### Data listing
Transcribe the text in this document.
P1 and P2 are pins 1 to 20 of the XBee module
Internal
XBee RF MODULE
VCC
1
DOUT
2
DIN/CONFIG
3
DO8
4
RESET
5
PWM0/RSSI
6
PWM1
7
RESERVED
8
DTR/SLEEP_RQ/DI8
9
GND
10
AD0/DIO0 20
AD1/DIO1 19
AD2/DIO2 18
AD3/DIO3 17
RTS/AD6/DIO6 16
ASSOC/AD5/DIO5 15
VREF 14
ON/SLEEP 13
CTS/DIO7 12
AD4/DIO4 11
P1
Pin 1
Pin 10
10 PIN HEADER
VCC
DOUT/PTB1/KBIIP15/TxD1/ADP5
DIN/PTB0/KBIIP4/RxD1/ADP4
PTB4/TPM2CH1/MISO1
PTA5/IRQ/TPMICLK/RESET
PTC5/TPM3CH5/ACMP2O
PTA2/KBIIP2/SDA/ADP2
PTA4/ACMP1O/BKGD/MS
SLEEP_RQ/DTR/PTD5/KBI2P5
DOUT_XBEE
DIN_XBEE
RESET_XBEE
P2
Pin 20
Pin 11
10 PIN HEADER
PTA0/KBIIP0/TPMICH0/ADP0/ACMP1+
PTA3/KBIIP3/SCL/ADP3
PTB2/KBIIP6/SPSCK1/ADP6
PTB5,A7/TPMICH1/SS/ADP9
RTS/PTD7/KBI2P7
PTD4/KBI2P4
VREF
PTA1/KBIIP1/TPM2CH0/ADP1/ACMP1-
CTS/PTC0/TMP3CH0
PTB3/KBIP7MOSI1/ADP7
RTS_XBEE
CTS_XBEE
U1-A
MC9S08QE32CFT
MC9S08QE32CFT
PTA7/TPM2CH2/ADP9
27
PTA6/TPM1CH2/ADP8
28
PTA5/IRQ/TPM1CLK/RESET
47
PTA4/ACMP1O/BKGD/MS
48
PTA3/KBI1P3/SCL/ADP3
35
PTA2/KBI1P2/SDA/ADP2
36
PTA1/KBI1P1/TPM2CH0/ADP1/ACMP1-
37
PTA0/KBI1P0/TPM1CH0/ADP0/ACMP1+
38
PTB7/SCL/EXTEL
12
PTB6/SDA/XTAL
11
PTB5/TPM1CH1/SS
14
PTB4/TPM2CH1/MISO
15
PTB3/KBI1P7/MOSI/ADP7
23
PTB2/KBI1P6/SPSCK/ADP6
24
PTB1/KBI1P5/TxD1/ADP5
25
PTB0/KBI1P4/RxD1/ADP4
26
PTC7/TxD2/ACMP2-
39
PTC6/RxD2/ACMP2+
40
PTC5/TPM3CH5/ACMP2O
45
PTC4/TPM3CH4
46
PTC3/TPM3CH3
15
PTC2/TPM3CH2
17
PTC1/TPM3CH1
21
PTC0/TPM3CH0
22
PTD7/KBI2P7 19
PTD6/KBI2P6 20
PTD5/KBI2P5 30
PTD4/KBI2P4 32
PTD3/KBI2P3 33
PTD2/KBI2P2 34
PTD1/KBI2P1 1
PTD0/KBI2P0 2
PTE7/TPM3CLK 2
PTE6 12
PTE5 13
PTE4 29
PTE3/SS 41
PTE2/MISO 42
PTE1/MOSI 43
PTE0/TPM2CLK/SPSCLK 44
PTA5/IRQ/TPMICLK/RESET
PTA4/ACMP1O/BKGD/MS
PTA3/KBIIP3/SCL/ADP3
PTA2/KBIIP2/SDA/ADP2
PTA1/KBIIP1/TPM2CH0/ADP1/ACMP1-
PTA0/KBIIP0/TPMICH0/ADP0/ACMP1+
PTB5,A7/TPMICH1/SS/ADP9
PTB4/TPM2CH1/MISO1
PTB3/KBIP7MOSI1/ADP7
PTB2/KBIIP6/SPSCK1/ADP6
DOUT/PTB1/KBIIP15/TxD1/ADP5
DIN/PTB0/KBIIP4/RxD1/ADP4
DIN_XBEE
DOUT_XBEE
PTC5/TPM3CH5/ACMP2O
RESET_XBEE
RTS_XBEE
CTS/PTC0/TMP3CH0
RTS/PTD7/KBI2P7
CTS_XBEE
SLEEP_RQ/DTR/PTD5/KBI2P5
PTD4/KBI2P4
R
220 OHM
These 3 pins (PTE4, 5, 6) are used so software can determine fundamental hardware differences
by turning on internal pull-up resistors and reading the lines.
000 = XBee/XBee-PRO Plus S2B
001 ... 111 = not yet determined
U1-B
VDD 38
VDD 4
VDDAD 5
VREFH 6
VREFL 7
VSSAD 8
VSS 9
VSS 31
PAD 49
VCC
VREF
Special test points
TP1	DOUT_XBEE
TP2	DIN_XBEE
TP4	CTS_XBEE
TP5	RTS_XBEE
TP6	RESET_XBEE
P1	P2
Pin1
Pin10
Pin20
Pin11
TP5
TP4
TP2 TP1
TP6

### Written instruction
Extract each record, keeping it identical to the original.

### Written response
Transcribe the text in this document.
P1 and P2 are pins 1 to 20 of the XBee module
Internal
XBee RF MODULE
VCC
1
DOUT
2
DIN/CONFIG
3
DO8
4
RESET
5
PWM0/RSSI
6
PWM1
7
RESERVED
8
DTR/SLEEP_RQ/DI8
9
GND
10
AD0/DIO0 20
AD1/DIO1 19
AD2/DIO2 18
AD3/DIO3 17
RTS/AD6/DIO6 16
ASSOC/AD5/DIO5 15
VREF 14
ON/SLEEP 13
CTS/DIO7 12
AD4/DIO4 11
P1
Pin 1
Pin 10
10 PIN HEADER
VCC
DOUT/PTB1/KBIIP15/TxD1/ADP5
DIN/PTB0/KBIIP4/RxD1/ADP4
PTB4/TPM2CH1/MISO1
PTA5/IRQ/TPMICLK/RESET
PTC5/TPM3CH5/ACMP2O
PTA2/KBIIP2/SDA/ADP2
PTA4/ACMP1O/BKGD/MS
SLEEP_RQ/DTR/PTD5/KBI2P5
DOUT_XBEE
DIN_XBEE
RESET_XBEE
P2
Pin 20
Pin 11
10 PIN HEADER
PTA0/KBIIP0/TPMICH0/ADP0/ACMP1+
PTA3/KBIIP3/SCL/ADP3
PTB2/KBIIP6/SPSCK1/ADP6
PTB5,A7/TPMICH1/SS/ADP9
RTS/PTD7/KBI2P7
PTD4/KBI2P4
VREF
PTA1/KBIIP1/TPM2CH0/ADP1/ACMP1-
CTS/PTC0/TMP3CH0
PTB3/KBIP7MOSI1/ADP7
RTS_XBEE
CTS_XBEE
U1-A
MC9S08QE32CFT
MC9S08QE32CFT
PTA7/TPM2CH2/ADP9
27
PTA6/TPM1CH2/ADP8
28
PTA5/IRQ/TPM1CLK/RESET
47
PTA4/ACMP1O/BKGD/MS
48
PTA3/KBI1P3/SCL/ADP3
35
PTA2/KBI1P2/SDA/ADP2
36
PTA1/KBI1P1/TPM2CH0/ADP1/ACMP1-
37
PTA0/KBI1P0/TPM1CH0/ADP0/ACMP1+
38
PTB7/SCL/EXTEL
12
PTB6/SDA/XTAL
11
PTB5/TPM1CH1/SS
14
PTB4/TPM2CH1/MISO
15
PTB3/KBI1P7/MOSI/ADP7
23
PTB2/KBI1P6/SPSCK/ADP6
24
PTB1/KBI1P5/TxD1/ADP5
25
PTB0/KBI1P4/RxD1/ADP4
26
PTC7/TxD2/ACMP2-
39
PTC6/RxD2/ACMP2+
40
PTC5/TPM3CH5/ACMP2O
45
PTC4/TPM3CH4
46
PTC3/TPM3CH3
15
PTC2/TPM3CH2
17
PTC1/TPM3CH1
21
PTC0/TPM3CH0
22
PTD7/KBI2P7 19
PTD6/KBI2P6 20
PTD5/KBI2P5 30
PTD4/KBI2P4 32
PTD3/KBI2P3 33
PTD2/KBI2P2 34
PTD1/KBI2P1 1
PTD0/KBI2P0 2
PTE7/TPM3CLK 2
PTE6 12
PTE5 13
PTE4 29
PTE3/SS 41
PTE2/MISO 42
PTE1/MOSI 43
PTE0/TPM2CLK/SPSCLK 44
PTA5/IRQ/TPMICLK/RESET
PTA4/ACMP1O/BKGD/MS
PTA3/KBIIP3/SCL/ADP3
PTA2/KBIIP2/SDA/ADP2
PTA1/KBIIP1/TPM2CH0/ADP1/ACMP1-
PTA0/KBIIP0/TPMICH0/ADP0/ACMP1+
PTB5,A7/TPMICH1/SS/ADP9
PTB4/TPM2CH1/MISO1
PTB3/KBIP7MOSI1/ADP7
PTB2/KBIIP6/SPSCK1/ADP6
DOUT/PTB1/KBIIP15/TxD1/ADP5
DIN/PTB0/KBIIP4/RxD1/ADP4
DIN_XBEE
DOUT_XBEE
PTC5/TPM3CH5/ACMP2O
RESET_XBEE
RTS_XBEE
CTS/PTC0/TMP3CH0
RTS/PTD7/KBI2P7
CTS_XBEE
SLEEP_RQ/DTR/PTD5/KBI2P5
PTD4/KBI2P4
R
220 OHM
These 3 pins (PTE4, 5, 6) are used so software can determine fundamental hardware differences
by turning on internal pull-up resistors and reading the lines.
000 = XBee/XBee-PRO Plus S2B
001 ... 111 = not yet determined
U1-B
VDD 38
VDD 4
VDDAD 5
VREFH 6
VREFL 7
VSSAD 8
VSS 9
VSS 31
PAD 49
VCC
VREF
Special test points
TP1	DOUT_XBEE
TP2	DIN_XBEE
TP4	CTS_XBEE
TP5	RTS_XBEE
TP6	RESET_XBEE
P1	P2
Pin1
Pin10
Pin20
Pin11
TP5
TP4
TP2 TP1
TP6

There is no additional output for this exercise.